■ **EXERCISE PROMPT**: Copy out every line of the data below without changing any of it.
[start]
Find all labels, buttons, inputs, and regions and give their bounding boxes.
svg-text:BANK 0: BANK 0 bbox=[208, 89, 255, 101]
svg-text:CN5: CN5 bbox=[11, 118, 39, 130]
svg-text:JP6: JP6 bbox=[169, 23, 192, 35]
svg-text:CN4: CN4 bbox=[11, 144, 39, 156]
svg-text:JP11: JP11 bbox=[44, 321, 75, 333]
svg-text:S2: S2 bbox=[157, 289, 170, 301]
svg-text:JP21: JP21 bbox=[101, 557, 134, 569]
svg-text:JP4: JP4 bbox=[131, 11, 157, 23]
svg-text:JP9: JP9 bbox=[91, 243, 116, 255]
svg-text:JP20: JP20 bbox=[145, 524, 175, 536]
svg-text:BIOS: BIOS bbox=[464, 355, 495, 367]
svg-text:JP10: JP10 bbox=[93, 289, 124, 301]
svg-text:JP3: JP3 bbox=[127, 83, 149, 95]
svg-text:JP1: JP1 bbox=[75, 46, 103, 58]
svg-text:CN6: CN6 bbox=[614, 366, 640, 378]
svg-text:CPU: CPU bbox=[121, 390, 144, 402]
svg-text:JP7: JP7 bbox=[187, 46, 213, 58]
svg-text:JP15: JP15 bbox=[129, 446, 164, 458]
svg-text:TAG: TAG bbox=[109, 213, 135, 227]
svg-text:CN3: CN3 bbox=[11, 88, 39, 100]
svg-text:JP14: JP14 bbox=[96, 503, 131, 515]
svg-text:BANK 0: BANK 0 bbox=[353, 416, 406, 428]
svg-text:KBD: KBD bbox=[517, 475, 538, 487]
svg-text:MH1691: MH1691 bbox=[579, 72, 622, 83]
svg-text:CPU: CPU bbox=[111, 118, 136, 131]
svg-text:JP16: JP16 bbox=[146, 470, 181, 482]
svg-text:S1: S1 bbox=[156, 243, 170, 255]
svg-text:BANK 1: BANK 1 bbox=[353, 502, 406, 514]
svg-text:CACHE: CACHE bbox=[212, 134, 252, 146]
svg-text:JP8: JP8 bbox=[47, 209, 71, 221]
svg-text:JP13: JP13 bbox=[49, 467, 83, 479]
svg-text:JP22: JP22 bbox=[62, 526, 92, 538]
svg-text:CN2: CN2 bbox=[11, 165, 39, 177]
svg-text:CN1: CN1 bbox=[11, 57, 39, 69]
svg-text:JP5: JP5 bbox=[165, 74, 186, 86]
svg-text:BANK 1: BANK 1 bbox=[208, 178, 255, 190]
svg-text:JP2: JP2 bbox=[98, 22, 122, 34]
[end]
■ **SOLUTION FOR THIS EXERCISE**:
Find all labels, buttons, inputs, and regions and give their bounding boxes.
svg-text:BANK 0: BANK 0 bbox=[208, 89, 255, 101]
svg-text:CN5: CN5 bbox=[11, 118, 39, 130]
svg-text:JP6: JP6 bbox=[169, 23, 192, 35]
svg-text:CN4: CN4 bbox=[11, 144, 39, 156]
svg-text:JP11: JP11 bbox=[44, 321, 75, 333]
svg-text:S2: S2 bbox=[157, 289, 170, 301]
svg-text:JP21: JP21 bbox=[101, 557, 134, 569]
svg-text:JP4: JP4 bbox=[131, 11, 157, 23]
svg-text:JP9: JP9 bbox=[91, 243, 116, 255]
svg-text:JP20: JP20 bbox=[145, 524, 175, 536]
svg-text:BIOS: BIOS bbox=[464, 355, 495, 367]
svg-text:JP10: JP10 bbox=[93, 289, 124, 301]
svg-text:JP3: JP3 bbox=[127, 83, 149, 95]
svg-text:JP1: JP1 bbox=[75, 46, 103, 58]
svg-text:CN6: CN6 bbox=[614, 366, 640, 378]
svg-text:CPU: CPU bbox=[121, 390, 144, 402]
svg-text:JP7: JP7 bbox=[187, 46, 213, 58]
svg-text:JP15: JP15 bbox=[129, 446, 164, 458]
svg-text:TAG: TAG bbox=[109, 213, 135, 227]
svg-text:CN3: CN3 bbox=[11, 88, 39, 100]
svg-text:JP14: JP14 bbox=[96, 503, 131, 515]
svg-text:BANK 0: BANK 0 bbox=[353, 416, 406, 428]
svg-text:KBD: KBD bbox=[517, 475, 538, 487]
svg-text:MH1691: MH1691 bbox=[579, 72, 622, 83]
svg-text:CPU: CPU bbox=[111, 118, 136, 131]
svg-text:JP16: JP16 bbox=[146, 470, 181, 482]
svg-text:S1: S1 bbox=[156, 243, 170, 255]
svg-text:BANK 1: BANK 1 bbox=[353, 502, 406, 514]
svg-text:CACHE: CACHE bbox=[212, 134, 252, 146]
svg-text:JP8: JP8 bbox=[47, 209, 71, 221]
svg-text:JP13: JP13 bbox=[49, 467, 83, 479]
svg-text:JP22: JP22 bbox=[62, 526, 92, 538]
svg-text:CN2: CN2 bbox=[11, 165, 39, 177]
svg-text:CN1: CN1 bbox=[11, 57, 39, 69]
svg-text:JP5: JP5 bbox=[165, 74, 186, 86]
svg-text:BANK 1: BANK 1 bbox=[208, 178, 255, 190]
svg-text:JP2: JP2 bbox=[98, 22, 122, 34]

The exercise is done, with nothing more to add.